↓
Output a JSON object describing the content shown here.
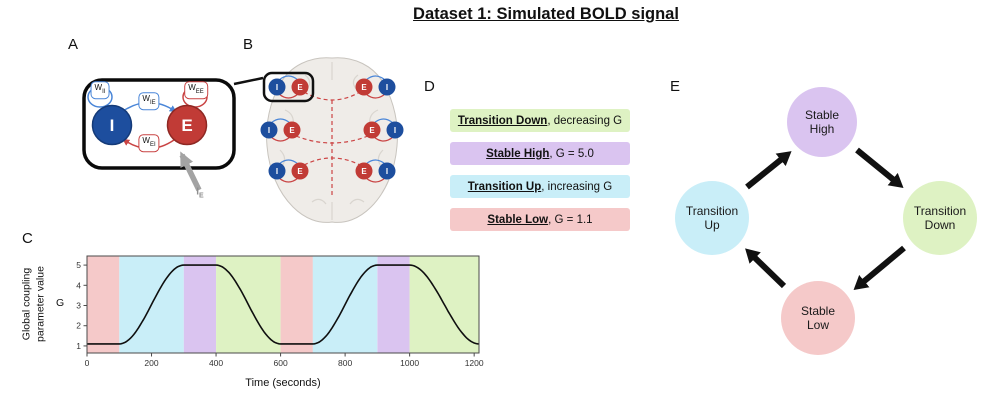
{
  "figure_title": "Dataset 1: Simulated BOLD signal",
  "panel_labels": {
    "a": "A",
    "b": "B",
    "c": "C",
    "d": "D",
    "e": "E"
  },
  "network": {
    "node_i": "I",
    "node_e": "E",
    "node_i_color": "#1d4e9e",
    "node_e_color": "#c13b36",
    "weights": {
      "ii": {
        "main": "W",
        "sub": "II"
      },
      "ee": {
        "main": "W",
        "sub": "EE"
      },
      "ie": {
        "main": "W",
        "sub": "IE"
      },
      "ei": {
        "main": "W",
        "sub": "EI"
      }
    },
    "external_input": {
      "main": "I",
      "sub": "E"
    }
  },
  "legend": {
    "items": [
      {
        "name": "Transition Down",
        "desc": ", decreasing G",
        "color": "#def2c3"
      },
      {
        "name": "Stable High",
        "desc": ", G = 5.0",
        "color": "#dac4f0"
      },
      {
        "name": "Transition Up",
        "desc": ", increasing G",
        "color": "#c9eef8"
      },
      {
        "name": "Stable Low",
        "desc": ", G = 1.1",
        "color": "#f5c9c9"
      }
    ]
  },
  "cycle": {
    "nodes": [
      {
        "label": "Stable High",
        "color": "#dac4f0"
      },
      {
        "label": "Transition Down",
        "color": "#def2c3"
      },
      {
        "label": "Stable Low",
        "color": "#f5c9c9"
      },
      {
        "label": "Transition Up",
        "color": "#c9eef8"
      }
    ]
  },
  "chart_data": {
    "type": "line",
    "title": "",
    "xlabel": "Time (seconds)",
    "ylabel": "Global coupling parameter value G",
    "ylabel_lines": [
      "Global coupling",
      "parameter value"
    ],
    "ylabel_unit": "G",
    "xlim": [
      0,
      1215
    ],
    "ylim": [
      0.65,
      5.45
    ],
    "xticks": [
      0,
      200,
      400,
      600,
      800,
      1000,
      1200
    ],
    "yticks": [
      1,
      2,
      3,
      4,
      5
    ],
    "grid": false,
    "legend_position": "none",
    "g_low": 1.1,
    "g_high": 5.0,
    "bands": [
      {
        "x0": 0,
        "x1": 100,
        "phase": "stable-low",
        "color": "#f5c9c9"
      },
      {
        "x0": 100,
        "x1": 300,
        "phase": "transition-up",
        "color": "#c9eef8"
      },
      {
        "x0": 300,
        "x1": 400,
        "phase": "stable-high",
        "color": "#dac4f0"
      },
      {
        "x0": 400,
        "x1": 600,
        "phase": "transition-down",
        "color": "#def2c3"
      },
      {
        "x0": 600,
        "x1": 700,
        "phase": "stable-low",
        "color": "#f5c9c9"
      },
      {
        "x0": 700,
        "x1": 900,
        "phase": "transition-up",
        "color": "#c9eef8"
      },
      {
        "x0": 900,
        "x1": 1000,
        "phase": "stable-high",
        "color": "#dac4f0"
      },
      {
        "x0": 1000,
        "x1": 1215,
        "phase": "transition-down",
        "color": "#def2c3"
      }
    ],
    "series": [
      {
        "name": "G",
        "keypoints": [
          [
            0,
            1.1
          ],
          [
            100,
            1.1
          ],
          [
            200,
            3.05
          ],
          [
            300,
            5.0
          ],
          [
            400,
            5.0
          ],
          [
            500,
            3.05
          ],
          [
            600,
            1.1
          ],
          [
            700,
            1.1
          ],
          [
            800,
            3.05
          ],
          [
            900,
            5.0
          ],
          [
            1000,
            5.0
          ],
          [
            1100,
            3.2
          ],
          [
            1200,
            1.2
          ]
        ]
      }
    ]
  }
}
↑
• _Stated problem_:
Set down every entry word for word, but omit the pictures.

• _Problem solution_:
Output a JSON object describing the content shown here.
{
  "figure_title": "Dataset 1: Simulated BOLD signal",
  "panel_labels": {
    "a": "A",
    "b": "B",
    "c": "C",
    "d": "D",
    "e": "E"
  },
  "network": {
    "node_i": "I",
    "node_e": "E",
    "node_i_color": "#1d4e9e",
    "node_e_color": "#c13b36",
    "weights": {
      "ii": {
        "main": "W",
        "sub": "II"
      },
      "ee": {
        "main": "W",
        "sub": "EE"
      },
      "ie": {
        "main": "W",
        "sub": "IE"
      },
      "ei": {
        "main": "W",
        "sub": "EI"
      }
    },
    "external_input": {
      "main": "I",
      "sub": "E"
    }
  },
  "legend": {
    "items": [
      {
        "name": "Transition Down",
        "desc": ", decreasing G",
        "color": "#def2c3"
      },
      {
        "name": "Stable High",
        "desc": ", G = 5.0",
        "color": "#dac4f0"
      },
      {
        "name": "Transition Up",
        "desc": ", increasing G",
        "color": "#c9eef8"
      },
      {
        "name": "Stable Low",
        "desc": ", G = 1.1",
        "color": "#f5c9c9"
      }
    ]
  },
  "cycle": {
    "nodes": [
      {
        "label": "Stable High",
        "color": "#dac4f0"
      },
      {
        "label": "Transition Down",
        "color": "#def2c3"
      },
      {
        "label": "Stable Low",
        "color": "#f5c9c9"
      },
      {
        "label": "Transition Up",
        "color": "#c9eef8"
      }
    ]
  },
  "chart_data": {
    "type": "line",
    "title": "",
    "xlabel": "Time (seconds)",
    "ylabel": "Global coupling parameter value G",
    "ylabel_lines": [
      "Global coupling",
      "parameter value"
    ],
    "ylabel_unit": "G",
    "xlim": [
      0,
      1215
    ],
    "ylim": [
      0.65,
      5.45
    ],
    "xticks": [
      0,
      200,
      400,
      600,
      800,
      1000,
      1200
    ],
    "yticks": [
      1,
      2,
      3,
      4,
      5
    ],
    "grid": false,
    "legend_position": "none",
    "g_low": 1.1,
    "g_high": 5.0,
    "bands": [
      {
        "x0": 0,
        "x1": 100,
        "phase": "stable-low",
        "color": "#f5c9c9"
      },
      {
        "x0": 100,
        "x1": 300,
        "phase": "transition-up",
        "color": "#c9eef8"
      },
      {
        "x0": 300,
        "x1": 400,
        "phase": "stable-high",
        "color": "#dac4f0"
      },
      {
        "x0": 400,
        "x1": 600,
        "phase": "transition-down",
        "color": "#def2c3"
      },
      {
        "x0": 600,
        "x1": 700,
        "phase": "stable-low",
        "color": "#f5c9c9"
      },
      {
        "x0": 700,
        "x1": 900,
        "phase": "transition-up",
        "color": "#c9eef8"
      },
      {
        "x0": 900,
        "x1": 1000,
        "phase": "stable-high",
        "color": "#dac4f0"
      },
      {
        "x0": 1000,
        "x1": 1215,
        "phase": "transition-down",
        "color": "#def2c3"
      }
    ],
    "series": [
      {
        "name": "G",
        "keypoints": [
          [
            0,
            1.1
          ],
          [
            100,
            1.1
          ],
          [
            200,
            3.05
          ],
          [
            300,
            5.0
          ],
          [
            400,
            5.0
          ],
          [
            500,
            3.05
          ],
          [
            600,
            1.1
          ],
          [
            700,
            1.1
          ],
          [
            800,
            3.05
          ],
          [
            900,
            5.0
          ],
          [
            1000,
            5.0
          ],
          [
            1100,
            3.2
          ],
          [
            1200,
            1.2
          ]
        ]
      }
    ]
  }
}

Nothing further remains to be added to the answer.